# START OF Data lines

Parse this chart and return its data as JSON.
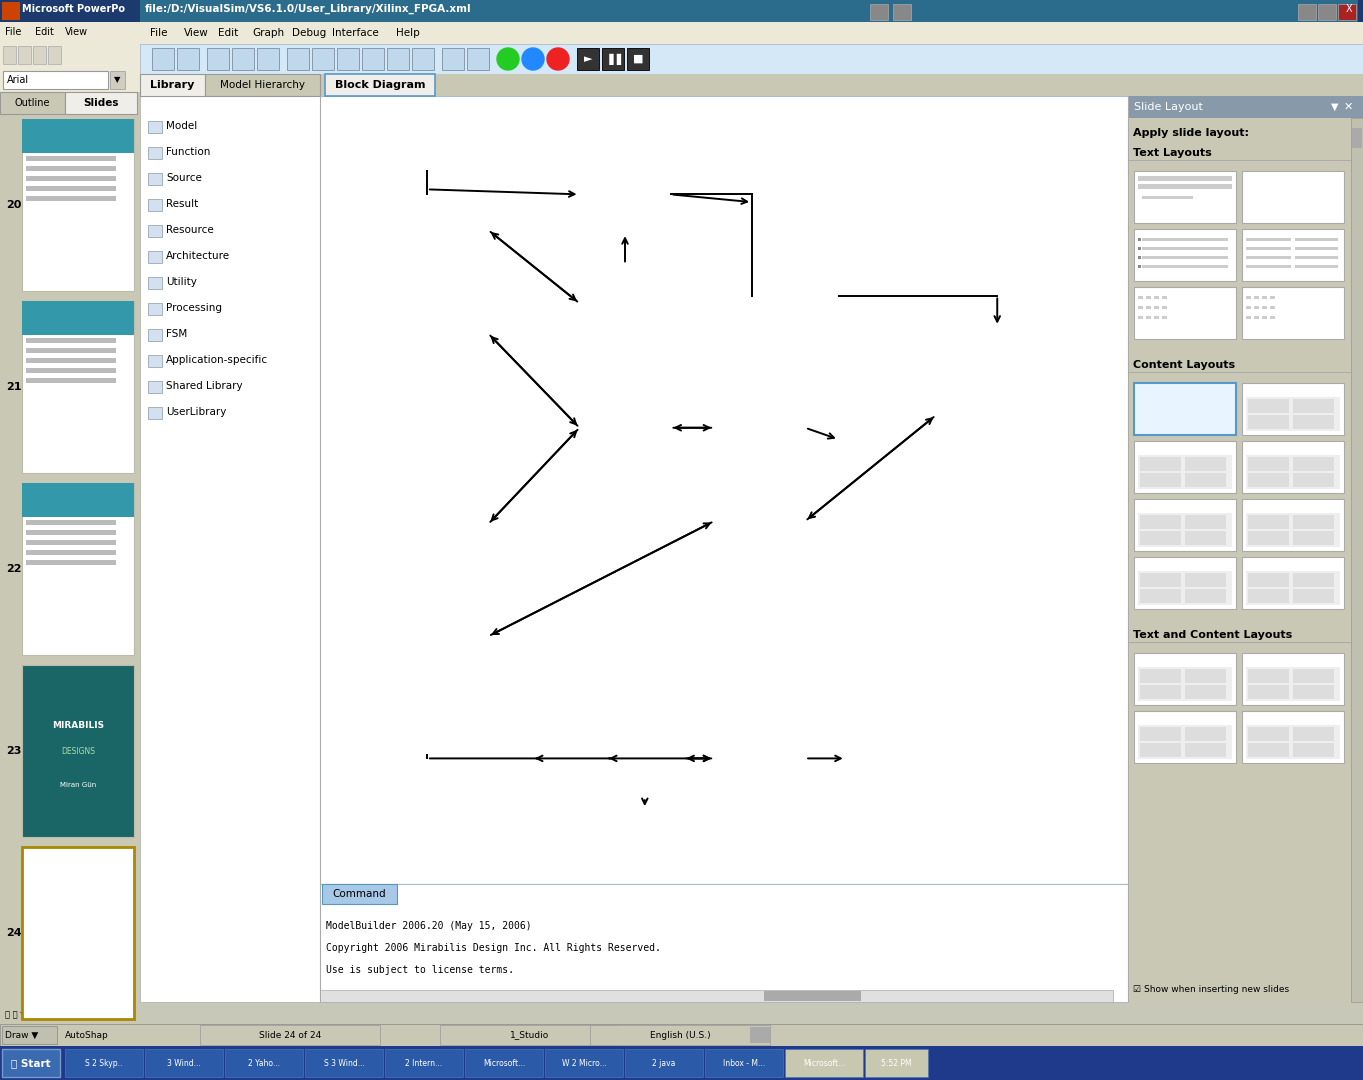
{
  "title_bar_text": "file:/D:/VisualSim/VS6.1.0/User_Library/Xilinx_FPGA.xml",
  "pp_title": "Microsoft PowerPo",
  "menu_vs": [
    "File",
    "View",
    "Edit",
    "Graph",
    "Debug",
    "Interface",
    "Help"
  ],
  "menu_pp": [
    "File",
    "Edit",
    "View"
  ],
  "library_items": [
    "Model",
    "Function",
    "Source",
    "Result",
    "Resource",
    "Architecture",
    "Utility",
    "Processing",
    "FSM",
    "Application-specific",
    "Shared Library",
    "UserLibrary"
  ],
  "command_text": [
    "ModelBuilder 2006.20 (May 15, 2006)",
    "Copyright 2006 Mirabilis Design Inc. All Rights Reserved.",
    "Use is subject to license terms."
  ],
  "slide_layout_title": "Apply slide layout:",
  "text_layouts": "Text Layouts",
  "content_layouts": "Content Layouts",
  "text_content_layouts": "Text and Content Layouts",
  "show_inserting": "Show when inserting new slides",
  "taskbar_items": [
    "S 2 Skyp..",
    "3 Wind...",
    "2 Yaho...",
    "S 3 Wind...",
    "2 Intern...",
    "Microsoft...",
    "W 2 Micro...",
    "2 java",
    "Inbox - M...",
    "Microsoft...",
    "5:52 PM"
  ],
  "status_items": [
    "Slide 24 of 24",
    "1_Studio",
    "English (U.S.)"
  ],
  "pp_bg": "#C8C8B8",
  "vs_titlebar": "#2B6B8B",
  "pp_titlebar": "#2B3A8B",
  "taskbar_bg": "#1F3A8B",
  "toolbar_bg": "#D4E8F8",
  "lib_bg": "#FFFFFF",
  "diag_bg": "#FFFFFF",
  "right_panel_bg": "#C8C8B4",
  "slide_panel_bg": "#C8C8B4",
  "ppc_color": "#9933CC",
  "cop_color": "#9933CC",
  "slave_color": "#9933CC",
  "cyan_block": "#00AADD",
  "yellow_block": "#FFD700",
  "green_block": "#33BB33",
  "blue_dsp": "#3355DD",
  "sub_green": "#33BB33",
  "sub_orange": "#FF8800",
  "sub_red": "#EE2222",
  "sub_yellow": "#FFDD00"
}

# END OF Data lines
# START OF Data lines

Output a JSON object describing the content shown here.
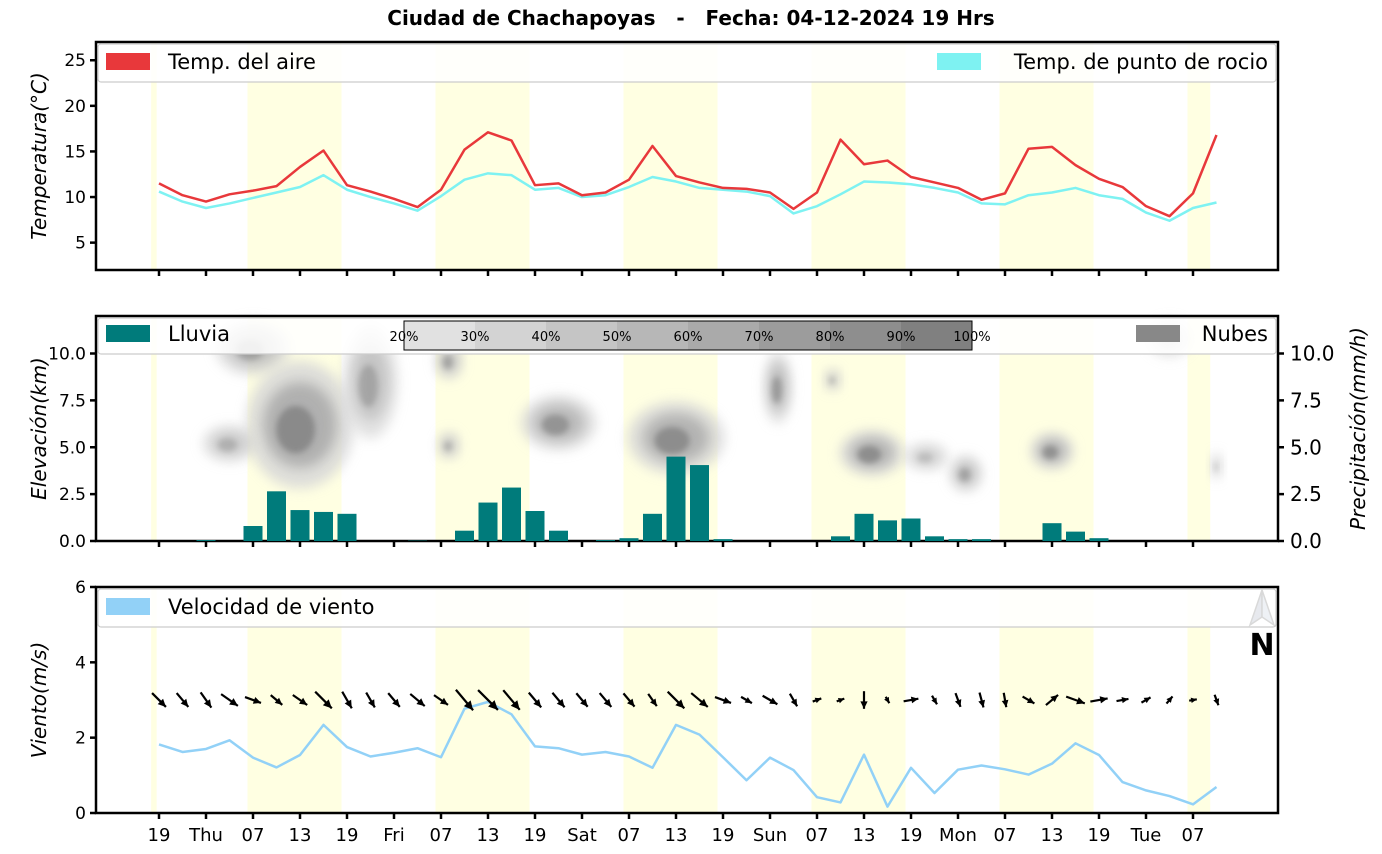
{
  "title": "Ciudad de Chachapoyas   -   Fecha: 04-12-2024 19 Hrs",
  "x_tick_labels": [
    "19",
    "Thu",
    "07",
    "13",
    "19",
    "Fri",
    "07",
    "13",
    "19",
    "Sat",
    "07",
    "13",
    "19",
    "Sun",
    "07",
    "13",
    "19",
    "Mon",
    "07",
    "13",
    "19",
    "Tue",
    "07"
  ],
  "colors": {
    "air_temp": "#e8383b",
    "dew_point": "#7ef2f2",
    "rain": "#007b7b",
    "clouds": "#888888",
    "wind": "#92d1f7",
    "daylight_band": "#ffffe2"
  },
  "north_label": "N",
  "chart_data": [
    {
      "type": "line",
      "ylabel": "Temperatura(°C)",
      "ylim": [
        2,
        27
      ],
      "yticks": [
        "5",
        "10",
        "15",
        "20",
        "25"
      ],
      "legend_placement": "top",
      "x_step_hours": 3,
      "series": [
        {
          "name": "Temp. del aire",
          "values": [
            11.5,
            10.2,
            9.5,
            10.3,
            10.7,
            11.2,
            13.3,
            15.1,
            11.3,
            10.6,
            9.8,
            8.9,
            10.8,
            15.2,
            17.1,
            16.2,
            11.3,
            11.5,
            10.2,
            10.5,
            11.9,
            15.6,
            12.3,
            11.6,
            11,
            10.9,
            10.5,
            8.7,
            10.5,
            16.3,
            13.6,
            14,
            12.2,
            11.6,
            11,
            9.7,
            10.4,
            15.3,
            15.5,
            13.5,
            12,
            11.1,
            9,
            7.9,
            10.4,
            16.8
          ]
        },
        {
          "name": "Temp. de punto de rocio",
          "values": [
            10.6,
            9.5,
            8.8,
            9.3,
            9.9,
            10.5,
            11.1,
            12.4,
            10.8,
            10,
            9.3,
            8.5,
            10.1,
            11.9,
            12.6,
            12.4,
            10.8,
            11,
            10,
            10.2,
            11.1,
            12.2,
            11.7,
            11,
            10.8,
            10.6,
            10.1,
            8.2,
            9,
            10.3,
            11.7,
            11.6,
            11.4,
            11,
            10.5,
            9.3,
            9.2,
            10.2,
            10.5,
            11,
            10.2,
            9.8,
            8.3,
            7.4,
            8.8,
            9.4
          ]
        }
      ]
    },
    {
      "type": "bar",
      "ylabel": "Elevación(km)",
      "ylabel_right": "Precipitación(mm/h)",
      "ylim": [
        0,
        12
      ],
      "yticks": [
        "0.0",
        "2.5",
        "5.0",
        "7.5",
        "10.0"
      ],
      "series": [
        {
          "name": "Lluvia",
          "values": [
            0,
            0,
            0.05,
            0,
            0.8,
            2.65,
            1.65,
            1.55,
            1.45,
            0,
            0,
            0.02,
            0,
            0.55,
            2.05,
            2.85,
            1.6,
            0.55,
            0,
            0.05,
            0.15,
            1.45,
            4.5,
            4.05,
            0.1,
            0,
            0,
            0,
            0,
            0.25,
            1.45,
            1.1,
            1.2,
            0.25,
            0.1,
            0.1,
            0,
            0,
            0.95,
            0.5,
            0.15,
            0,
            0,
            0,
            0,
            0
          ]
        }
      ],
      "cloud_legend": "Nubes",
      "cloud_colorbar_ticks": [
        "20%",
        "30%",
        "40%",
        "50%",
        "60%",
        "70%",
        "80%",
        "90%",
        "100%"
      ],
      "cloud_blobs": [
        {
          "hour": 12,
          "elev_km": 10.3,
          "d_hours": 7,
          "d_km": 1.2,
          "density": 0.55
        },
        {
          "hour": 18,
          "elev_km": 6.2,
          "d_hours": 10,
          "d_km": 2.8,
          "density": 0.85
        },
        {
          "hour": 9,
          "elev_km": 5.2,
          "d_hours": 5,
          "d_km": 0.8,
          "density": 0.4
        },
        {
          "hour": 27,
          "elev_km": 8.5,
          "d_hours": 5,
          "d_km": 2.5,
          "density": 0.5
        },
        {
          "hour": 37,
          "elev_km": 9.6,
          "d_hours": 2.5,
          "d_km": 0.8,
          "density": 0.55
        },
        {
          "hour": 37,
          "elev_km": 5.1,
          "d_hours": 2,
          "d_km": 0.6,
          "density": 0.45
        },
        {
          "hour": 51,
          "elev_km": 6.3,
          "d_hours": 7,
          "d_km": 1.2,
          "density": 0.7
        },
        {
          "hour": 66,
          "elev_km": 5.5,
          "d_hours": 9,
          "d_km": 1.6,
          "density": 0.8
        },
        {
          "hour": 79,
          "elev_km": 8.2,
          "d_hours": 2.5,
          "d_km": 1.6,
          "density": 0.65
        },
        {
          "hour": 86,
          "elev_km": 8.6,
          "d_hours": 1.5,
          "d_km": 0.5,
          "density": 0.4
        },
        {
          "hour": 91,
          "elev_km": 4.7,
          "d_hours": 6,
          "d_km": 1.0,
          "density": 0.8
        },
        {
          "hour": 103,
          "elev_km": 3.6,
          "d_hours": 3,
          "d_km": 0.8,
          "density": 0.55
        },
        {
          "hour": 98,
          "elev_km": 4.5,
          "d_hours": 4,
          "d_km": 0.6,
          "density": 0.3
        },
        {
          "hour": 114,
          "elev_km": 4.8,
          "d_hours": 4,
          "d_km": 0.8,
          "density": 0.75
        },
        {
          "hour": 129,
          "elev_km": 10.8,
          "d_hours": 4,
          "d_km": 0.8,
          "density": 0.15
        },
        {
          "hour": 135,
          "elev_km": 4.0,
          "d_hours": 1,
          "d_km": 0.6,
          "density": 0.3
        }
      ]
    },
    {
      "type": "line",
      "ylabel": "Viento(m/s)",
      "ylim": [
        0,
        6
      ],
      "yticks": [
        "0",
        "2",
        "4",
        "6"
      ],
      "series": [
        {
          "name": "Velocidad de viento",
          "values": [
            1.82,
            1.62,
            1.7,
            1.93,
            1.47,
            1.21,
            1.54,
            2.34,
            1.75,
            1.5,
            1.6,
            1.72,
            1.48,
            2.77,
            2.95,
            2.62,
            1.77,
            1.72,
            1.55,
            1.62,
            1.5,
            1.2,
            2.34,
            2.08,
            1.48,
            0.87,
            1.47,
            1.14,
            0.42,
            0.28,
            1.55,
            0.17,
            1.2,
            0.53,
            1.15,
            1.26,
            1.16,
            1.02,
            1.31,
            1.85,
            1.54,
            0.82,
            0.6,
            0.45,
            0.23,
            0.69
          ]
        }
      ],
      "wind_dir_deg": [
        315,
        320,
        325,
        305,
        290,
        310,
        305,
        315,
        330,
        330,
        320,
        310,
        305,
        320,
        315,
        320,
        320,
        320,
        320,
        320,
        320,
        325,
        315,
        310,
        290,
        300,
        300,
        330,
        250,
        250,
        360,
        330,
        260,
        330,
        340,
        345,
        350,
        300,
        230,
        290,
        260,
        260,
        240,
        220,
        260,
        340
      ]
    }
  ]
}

# END OF Data lines

**Task instructions**
Go over the data above and copy every line that has the word "JSON" in it.

**Result for this task**
Parse this chart and return its data as JSON.
Output a JSON object describing the content shown here.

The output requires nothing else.